======== INPUT RECORDS ========

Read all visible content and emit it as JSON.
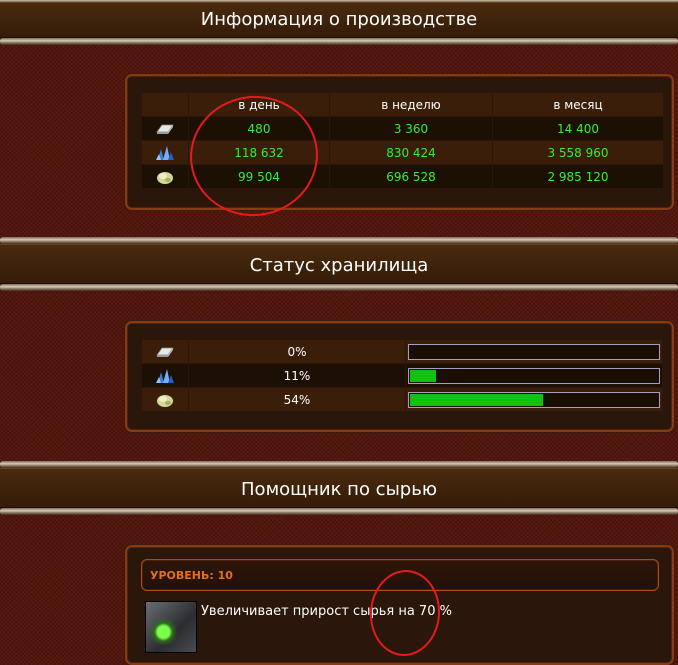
{
  "production": {
    "title": "Информация о производстве",
    "columns": [
      "",
      "в день",
      "в неделю",
      "в месяц"
    ],
    "rows": [
      {
        "icon": "metal-ingot-icon",
        "values": [
          "480",
          "3 360",
          "14 400"
        ]
      },
      {
        "icon": "crystal-icon",
        "values": [
          "118 632",
          "830 424",
          "3 558 960"
        ]
      },
      {
        "icon": "deuterium-icon",
        "values": [
          "99 504",
          "696 528",
          "2 985 120"
        ]
      }
    ]
  },
  "storage": {
    "title": "Статус хранилища",
    "rows": [
      {
        "icon": "metal-ingot-icon",
        "percent_label": "0%",
        "fill": 0
      },
      {
        "icon": "crystal-icon",
        "percent_label": "11%",
        "fill": 11
      },
      {
        "icon": "deuterium-icon",
        "percent_label": "54%",
        "fill": 54
      }
    ]
  },
  "helper": {
    "title": "Помощник по сырью",
    "level_label": "УРОВЕНЬ: 10",
    "description": "Увеличивает прирост сырья на 70 %"
  },
  "colors": {
    "value_text": "#33ee33",
    "progress_fill": "#0fc20f",
    "level_text": "#e2701c",
    "annotation": "#e41b1b"
  }
}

========

## PROBLEM DETAILS
Would you return the data exactly as written, without the pictures?

## COMPLETED TASK
Read all visible content and emit it as JSON.
{
  "production": {
    "title": "Информация о производстве",
    "columns": [
      "",
      "в день",
      "в неделю",
      "в месяц"
    ],
    "rows": [
      {
        "icon": "metal-ingot-icon",
        "values": [
          "480",
          "3 360",
          "14 400"
        ]
      },
      {
        "icon": "crystal-icon",
        "values": [
          "118 632",
          "830 424",
          "3 558 960"
        ]
      },
      {
        "icon": "deuterium-icon",
        "values": [
          "99 504",
          "696 528",
          "2 985 120"
        ]
      }
    ]
  },
  "storage": {
    "title": "Статус хранилища",
    "rows": [
      {
        "icon": "metal-ingot-icon",
        "percent_label": "0%",
        "fill": 0
      },
      {
        "icon": "crystal-icon",
        "percent_label": "11%",
        "fill": 11
      },
      {
        "icon": "deuterium-icon",
        "percent_label": "54%",
        "fill": 54
      }
    ]
  },
  "helper": {
    "title": "Помощник по сырью",
    "level_label": "УРОВЕНЬ: 10",
    "description": "Увеличивает прирост сырья на 70 %"
  },
  "colors": {
    "value_text": "#33ee33",
    "progress_fill": "#0fc20f",
    "level_text": "#e2701c",
    "annotation": "#e41b1b"
  }
}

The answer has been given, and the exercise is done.